## [Given request]
Format the lines from the line with "rsi-point (192, 573, 198, 579)" through the line with "macd-histogram-bar (86, 710, 96, 718)" as a Markdown table with the columns "Row" and "Line", numbering each row and leaving out blank lines.

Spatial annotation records
___
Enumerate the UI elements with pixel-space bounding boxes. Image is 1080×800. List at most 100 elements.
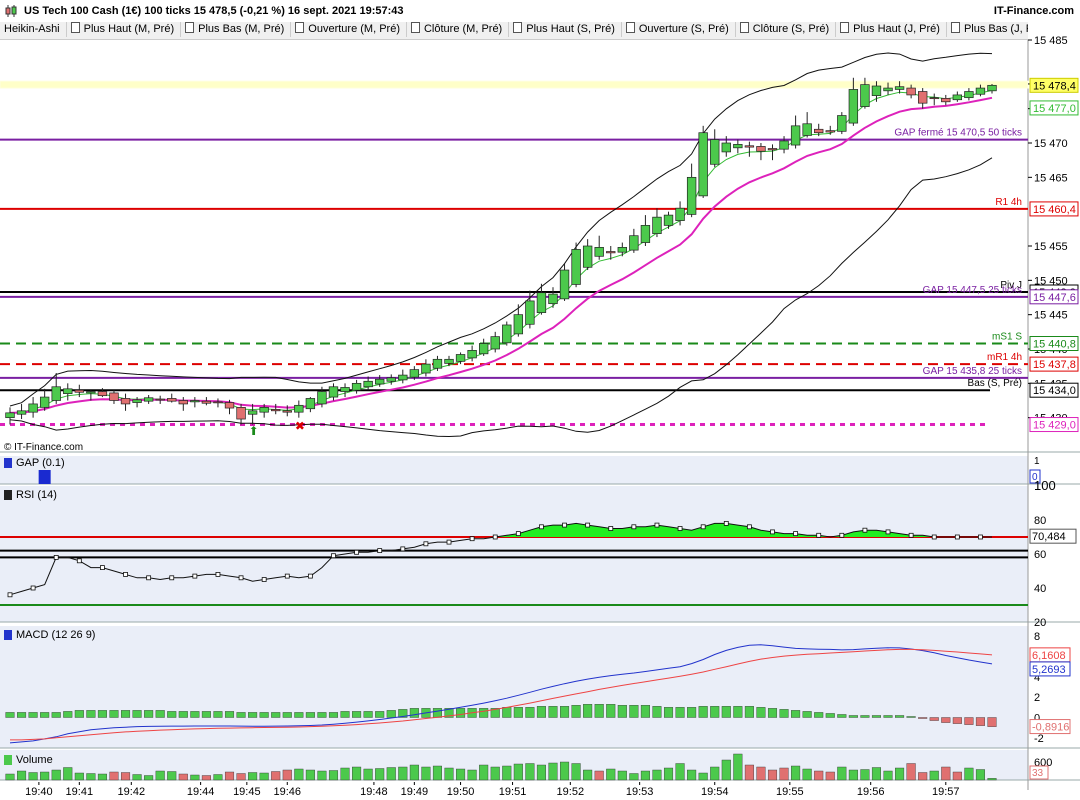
rsi-point (192, 573, 198, 579)
checkbox-icon[interactable] (410, 22, 420, 33)
candle (536, 292, 547, 313)
toolbar-item-label: Clôture (M, Pré) (423, 23, 503, 35)
volume-bar (583, 769, 593, 781)
ema-tag: 15 477,0 (1033, 103, 1076, 115)
candle (686, 176, 697, 215)
macd-histogram-bar (271, 712, 281, 718)
y-tick-label: 15 470 (1034, 138, 1068, 150)
candle (259, 407, 269, 413)
checkbox-icon[interactable] (625, 22, 635, 33)
macd-histogram-bar (895, 715, 905, 718)
candle (883, 87, 893, 92)
macd-histogram-bar (467, 708, 477, 718)
rsi-point (562, 522, 567, 528)
rsi-point (7, 592, 13, 598)
volume-bar (687, 769, 697, 781)
volume-bar (606, 768, 616, 781)
volume-bar (74, 772, 84, 781)
candle (502, 324, 512, 344)
checkbox-icon[interactable] (840, 22, 850, 33)
toolbar-item[interactable]: Ouverture (M, Pré) (291, 22, 407, 37)
checkbox-icon[interactable] (70, 22, 80, 33)
candle (652, 216, 662, 234)
y-tick-label: 60 (1034, 549, 1046, 561)
macd-histogram-bar (294, 712, 304, 718)
checkbox-icon[interactable] (950, 22, 960, 33)
macd-histogram-bar (375, 711, 385, 718)
macd-histogram-bar (86, 710, 96, 718)
level-label: GAP 15 447,5 25 ticks (923, 285, 1022, 296)
panel-title: GAP (0.1) (16, 457, 65, 469)
toolbar-item[interactable]: Plus Haut (M, Pré) (67, 22, 182, 37)
panel-title: RSI (14) (16, 489, 57, 501)
volume-bar (363, 768, 373, 781)
x-tick-label: 19:57 (932, 786, 960, 798)
candle (236, 407, 246, 420)
rsi-point (446, 539, 452, 545)
rsi-point (677, 526, 683, 531)
candle (964, 91, 974, 99)
buy-arrow-icon: ⬆ (249, 424, 259, 438)
volume-bar (652, 769, 662, 781)
volume-tag: 33 (1032, 768, 1044, 779)
checkbox-icon[interactable] (185, 22, 195, 33)
y-tick-label: 8 (1034, 631, 1040, 643)
window-header: US Tech 100 Cash (1€) 100 ticks 15 478,5… (0, 0, 1080, 22)
rsi-point (400, 546, 406, 552)
y-tick-label: 0 (1034, 713, 1040, 725)
toolbar-item[interactable]: Plus Haut (S, Pré) (509, 22, 622, 37)
volume-bar (271, 771, 281, 781)
toolbar-item[interactable]: Heikin-Ashi (0, 22, 67, 37)
candle (351, 382, 362, 391)
macd-histogram-bar (825, 713, 835, 718)
candle (917, 91, 928, 104)
panel-macd (0, 626, 1028, 748)
candle (190, 400, 200, 403)
macd-histogram-bar (525, 707, 535, 718)
macd-histogram-bar (814, 712, 824, 718)
toolbar-item-label: Clôture (S, Pré) (752, 23, 830, 35)
y-tick-label: 2 (1034, 692, 1040, 704)
price-tag: 15 429,0 (1033, 420, 1076, 432)
volume-bar (63, 767, 73, 781)
toolbar-item[interactable]: Plus Haut (J, Pré) (836, 22, 947, 37)
candle (606, 251, 616, 254)
macd-histogram-bar (513, 707, 523, 718)
price-tag: 15 437,8 (1033, 359, 1076, 371)
rsi-point (146, 575, 152, 581)
panel-price (0, 40, 1028, 452)
macd-tag: 6,1608 (1032, 650, 1066, 662)
toolbar-item[interactable]: Plus Bas (M, Pré) (181, 22, 292, 37)
candle (814, 128, 824, 134)
toolbar-item[interactable]: Plus Bas (J, Pré) (947, 22, 1028, 37)
rsi-point (331, 553, 336, 559)
candle (559, 269, 570, 300)
macd-histogram-bar (687, 707, 697, 718)
toolbar-item[interactable]: Clôture (S, Pré) (736, 22, 837, 37)
macd-histogram-bar (213, 711, 223, 718)
volume-bar (848, 769, 858, 781)
candle (710, 139, 720, 165)
candle (178, 400, 188, 405)
rsi-point (885, 529, 891, 535)
toolbar-item[interactable]: Ouverture (S, Pré) (622, 22, 736, 37)
macd-histogram-bar (28, 712, 38, 718)
candle (363, 380, 373, 388)
candle (328, 386, 339, 398)
volume-bar (814, 770, 824, 781)
y-tick-label: 15 445 (1034, 310, 1068, 322)
macd-histogram-bar (201, 711, 211, 718)
checkbox-icon[interactable] (739, 22, 749, 33)
candle (744, 145, 755, 148)
volume-bar (51, 769, 61, 781)
macd-histogram-bar (802, 711, 812, 718)
checkbox-icon[interactable] (295, 22, 305, 33)
volume-bar (710, 766, 720, 781)
volume-bar (698, 772, 708, 781)
volume-bar (236, 773, 246, 781)
rsi-point (700, 524, 706, 530)
checkbox-icon[interactable] (513, 22, 523, 33)
toolbar-item[interactable]: Clôture (M, Pré) (407, 22, 510, 37)
candle (894, 86, 905, 90)
gap-bar (38, 470, 51, 484)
___
## [Answer for this exercise]
| Row | Line |
|---|---|
| 1 | rsi-point (192, 573, 198, 579) |
| 2 | checkbox-icon[interactable] (410, 22, 420, 33) |
| 3 | candle (536, 292, 547, 313) |
| 4 | toolbar-item-label: Clôture (M, Pré) (423, 23, 503, 35) |
| 5 | volume-bar (583, 769, 593, 781) |
| 6 | ema-tag: 15 477,0 (1033, 103, 1076, 115) |
| 7 | candle (686, 176, 697, 215) |
| 8 | macd-histogram-bar (271, 712, 281, 718) |
| 9 | y-tick-label: 15 470 (1034, 138, 1068, 150) |
| 10 | candle (259, 407, 269, 413) |
| 11 | checkbox-icon[interactable] (625, 22, 635, 33) |
| 12 | macd-histogram-bar (895, 715, 905, 718) |
| 13 | candle (883, 87, 893, 92) |
| 14 | macd-histogram-bar (467, 708, 477, 718) |
| 15 | rsi-point (562, 522, 567, 528) |
| 16 | rsi-point (7, 592, 13, 598) |
| 17 | volume-bar (687, 769, 697, 781) |
| 18 | volume-bar (606, 768, 616, 781) |
| 19 | volume-bar (74, 772, 84, 781) |
| 20 | candle (502, 324, 512, 344) |
| 21 | checkbox-icon[interactable] (840, 22, 850, 33) |
| 22 | toolbar-item[interactable]: Ouverture (M, Pré) (291, 22, 407, 37) |
| 23 | checkbox-icon[interactable] (70, 22, 80, 33) |
| 24 | candle (652, 216, 662, 234) |
| 25 | y-tick-label: 60 (1034, 549, 1046, 561) |
| 26 | macd-histogram-bar (294, 712, 304, 718) |
| 27 | checkbox-icon[interactable] (950, 22, 960, 33) |
| 28 | macd-histogram-bar (375, 711, 385, 718) |
| 29 | macd-histogram-bar (86, 710, 96, 718) |